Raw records
★ ★ ★ ★ ★ ★ ★
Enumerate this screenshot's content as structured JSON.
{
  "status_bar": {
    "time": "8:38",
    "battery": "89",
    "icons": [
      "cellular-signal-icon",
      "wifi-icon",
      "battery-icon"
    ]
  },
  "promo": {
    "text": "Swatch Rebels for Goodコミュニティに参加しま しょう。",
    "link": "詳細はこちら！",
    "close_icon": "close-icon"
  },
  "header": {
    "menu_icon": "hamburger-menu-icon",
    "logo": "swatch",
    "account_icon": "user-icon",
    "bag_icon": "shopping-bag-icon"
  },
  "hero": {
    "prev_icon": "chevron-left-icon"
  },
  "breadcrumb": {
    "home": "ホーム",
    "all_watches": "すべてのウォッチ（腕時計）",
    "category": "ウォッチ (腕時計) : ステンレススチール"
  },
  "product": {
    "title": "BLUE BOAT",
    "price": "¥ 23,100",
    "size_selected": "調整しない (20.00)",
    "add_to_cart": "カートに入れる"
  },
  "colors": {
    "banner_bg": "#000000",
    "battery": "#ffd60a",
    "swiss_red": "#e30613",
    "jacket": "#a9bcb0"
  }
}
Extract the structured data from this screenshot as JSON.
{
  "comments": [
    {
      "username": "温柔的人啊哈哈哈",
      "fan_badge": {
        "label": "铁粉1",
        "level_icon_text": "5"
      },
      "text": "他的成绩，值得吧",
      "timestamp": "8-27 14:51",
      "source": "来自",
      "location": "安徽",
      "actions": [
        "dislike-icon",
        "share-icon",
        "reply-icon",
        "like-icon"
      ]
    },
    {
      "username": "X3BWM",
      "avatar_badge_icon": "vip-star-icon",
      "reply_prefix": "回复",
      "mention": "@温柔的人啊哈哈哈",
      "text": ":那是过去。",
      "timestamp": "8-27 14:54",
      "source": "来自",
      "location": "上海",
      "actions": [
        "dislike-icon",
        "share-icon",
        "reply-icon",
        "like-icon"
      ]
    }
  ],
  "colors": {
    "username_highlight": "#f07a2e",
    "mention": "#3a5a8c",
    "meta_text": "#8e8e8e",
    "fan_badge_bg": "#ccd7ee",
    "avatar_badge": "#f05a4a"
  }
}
★ ★ ★ ★ ★ ★ ★
INSTRUCTIONS TO FOLLOW —
Return every line of the material exactly.

TASK SOLUTION —
Enumerate this screenshot's content as structured JSON.
{
  "status_bar": {
    "time": "8:38",
    "battery": "89",
    "icons": [
      "cellular-signal-icon",
      "wifi-icon",
      "battery-icon"
    ]
  },
  "promo": {
    "text": "Swatch Rebels for Goodコミュニティに参加しま しょう。",
    "link": "詳細はこちら！",
    "close_icon": "close-icon"
  },
  "header": {
    "menu_icon": "hamburger-menu-icon",
    "logo": "swatch",
    "account_icon": "user-icon",
    "bag_icon": "shopping-bag-icon"
  },
  "hero": {
    "prev_icon": "chevron-left-icon"
  },
  "breadcrumb": {
    "home": "ホーム",
    "all_watches": "すべてのウォッチ（腕時計）",
    "category": "ウォッチ (腕時計) : ステンレススチール"
  },
  "product": {
    "title": "BLUE BOAT",
    "price": "¥ 23,100",
    "size_selected": "調整しない (20.00)",
    "add_to_cart": "カートに入れる"
  },
  "colors": {
    "banner_bg": "#000000",
    "battery": "#ffd60a",
    "swiss_red": "#e30613",
    "jacket": "#a9bcb0"
  }
}
Extract the structured data from this screenshot as JSON.
{
  "comments": [
    {
      "username": "温柔的人啊哈哈哈",
      "fan_badge": {
        "label": "铁粉1",
        "level_icon_text": "5"
      },
      "text": "他的成绩，值得吧",
      "timestamp": "8-27 14:51",
      "source": "来自",
      "location": "安徽",
      "actions": [
        "dislike-icon",
        "share-icon",
        "reply-icon",
        "like-icon"
      ]
    },
    {
      "username": "X3BWM",
      "avatar_badge_icon": "vip-star-icon",
      "reply_prefix": "回复",
      "mention": "@温柔的人啊哈哈哈",
      "text": ":那是过去。",
      "timestamp": "8-27 14:54",
      "source": "来自",
      "location": "上海",
      "actions": [
        "dislike-icon",
        "share-icon",
        "reply-icon",
        "like-icon"
      ]
    }
  ],
  "colors": {
    "username_highlight": "#f07a2e",
    "mention": "#3a5a8c",
    "meta_text": "#8e8e8e",
    "fan_badge_bg": "#ccd7ee",
    "avatar_badge": "#f05a4a"
  }
}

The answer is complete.